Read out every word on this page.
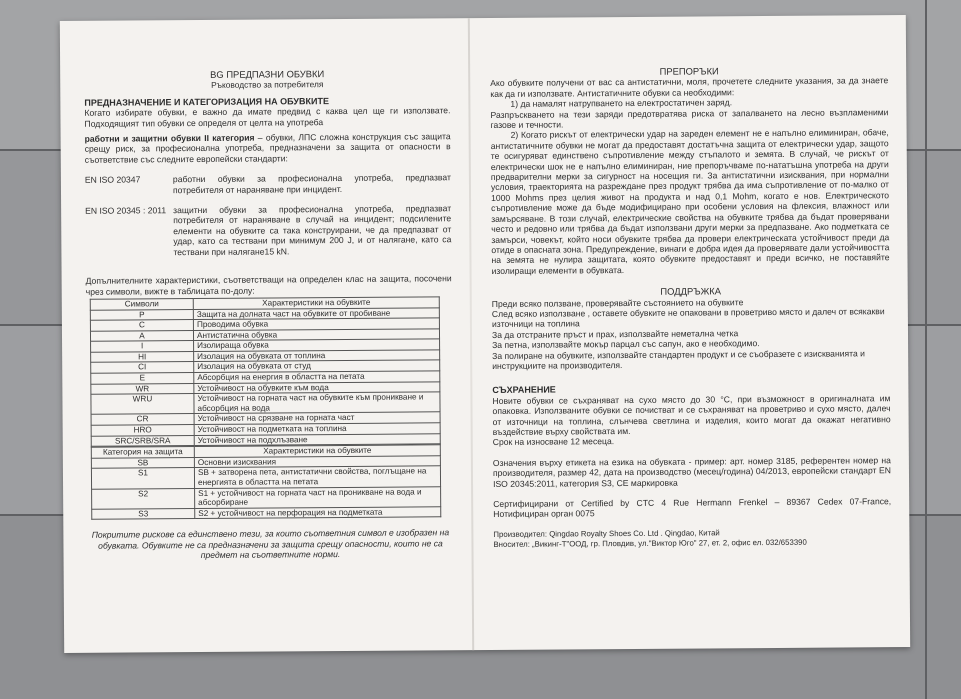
BG ПРЕДПАЗНИ ОБУВКИ

Ръководство за потребителя

ПРЕДНАЗНАЧЕНИЕ И КАТЕГОРИЗАЦИЯ НА ОБУВКИТЕ

Когато избирате обувки, е важно да имате предвид с каква цел ще ги използвате. Подходящият тип обувки се определя от целта на употреба

работни и защитни обувки II категория – обувки, ЛПС сложна конструкция със защита срещу риск, за професионална употреба, предназначени за защита от опасности в съответствие със следните европейски стандарти:

EN ISO 20347	работни обувки за професионална употреба, предпазват потребителя от нараняване при инцидент.
EN ISO 20345 : 2011 защитни обувки за професионална употреба, предпазват потребителя от нараняване в случай на инцидент; подсилените елементи на обувките са така конструирани, че да предпазват от удар, като са тествани при минимум 200 J, и от налягане, като са тествани при налягане15 kN.

Допълнителните характеристики, съответстващи на определен клас на защита, посочени чрез символи, вижте в таблицата по-долу:

Символи	Характеристики на обувките
P	Защита на долната част на обувките от пробиване
C	Проводима обувка
A	Антистатична обувка
I	Изолираща обувка
HI	Изолация на обувката от топлина
CI	Изолация на обувката от студ
E	Абсорбция на енергия в областта на петата
WR	Устойчивост на обувките към вода
WRU	Устойчивост на горната част на обувките към проникване и абсорбция на вода
CR	Устойчивост на срязване на горната част
HRO	Устойчивост на подметката на топлина
SRC/SRB/SRA	Устойчивост на подхлъзване
Категория на защита	Характеристики на обувките
SB	Основни изисквания
S1	SB + затворена пета, антистатични свойства, поглъщане на енергията в областта на петата
S2	S1 + устойчивост на горната част на проникване на вода и абсорбиране
S3	S2 + устойчивост на перфорация на подметката

Покритите рискове са единствено тези, за които съответния символ е изобразен на обувката. Обувките не са предназначени за защита срещу опасности, които не са предмет на съответните норми.

ПРЕПОРЪКИ

Ако обувките получени от вас са антистатични, моля, прочетете следните указания, за да знаете как да ги използвате. Антистатичните обувки са необходими:

1) да намалят натрупването на електростатичен заряд.

Разпръскването на тези заряди предотвратява риска от запалването на лесно възпламеними газове и течности.

2) Когато рискът от електрически удар на зареден елемент не е напълно елиминиран, обаче, антистатичните обувки не могат да предоставят достатъчна защита от електрически удар, защото те осигуряват единствено съпротивление между стъпалото и земята. В случай, че рискът от електрически шок не е напълно елиминиран, ние препоръчваме по-нататъшна употреба на други предварителни мерки за сигурност на носещия ги. За антистатични изисквания, при нормални условия, траекторията на разреждане през продукт трябва да има съпротивление от по-малко от 1000 Mohms през целия живот на продукта и над 0,1 Mohm, когато е нов. Електрическото съпротивление може да бъде модифицирано при особени условия на флексия, влажност или замърсяване. В този случай, електрические свойства на обувките трябва да бъдат проверявани често и редовно или трябва да бъдат използвани други мерки за предпазване. Ако подметката се замърси, човекът, който носи обувките трябва да провери електрическата устойчивост преди да отиде в опасната зона. Предупреждение, винаги е добра идея да проверявате дали устойчивостта на земята не нулира защитата, която обувките предоставят и преди всичко, не поставяйте изолиращи елементи в обувката.

ПОДДРЪЖКА

Преди всяко ползване, проверявайте състоянието на обувките

След всяко използване , оставете обувките не опаковани в проветриво място и далеч от всякакви източници на топлина

За да отстраните пръст и прах, използвайте неметална четка

За петна, използвайте мокър парцал със сапун, ако е необходимо.

За полиране на обувките, използвайте стандартен продукт и се съобразете с изискванията и инструкциите на производителя.

СЪХРАНЕНИЕ

Новите обувки се съхраняват на сухо място до 30 °C, при възможност в оригиналната им опаковка. Използваните обувки се почистват и се съхраняват на проветриво и сухо място, далеч от източници на топлина, слънчева светлина и изделия, които могат да окажат негативно въздействие върху свойствата им.

Срок на износване 12 месеца.

Означения върху етикета на езика на обувката - пример: арт. номер 3185, референтен номер на производителя, размер 42, дата на производство (месец/година) 04/2013, европейски стандарт EN ISO 20345:2011, категория S3, CE маркировка

Сертифицирани от Certified by CTC 4 Rue Hermann Frenkel – 89367 Cedex 07-France, Нотифициран орган 0075

Производител: Qingdao Royalty Shoes Co. Ltd . Qingdao, Китай

Вносител: „Викинг-Т"ООД, гр. Пловдив, ул."Виктор Юго" 27, ет. 2, офис ел. 032/653390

# # # #

Return only the number of lines in the data above that include the word "европейски".

2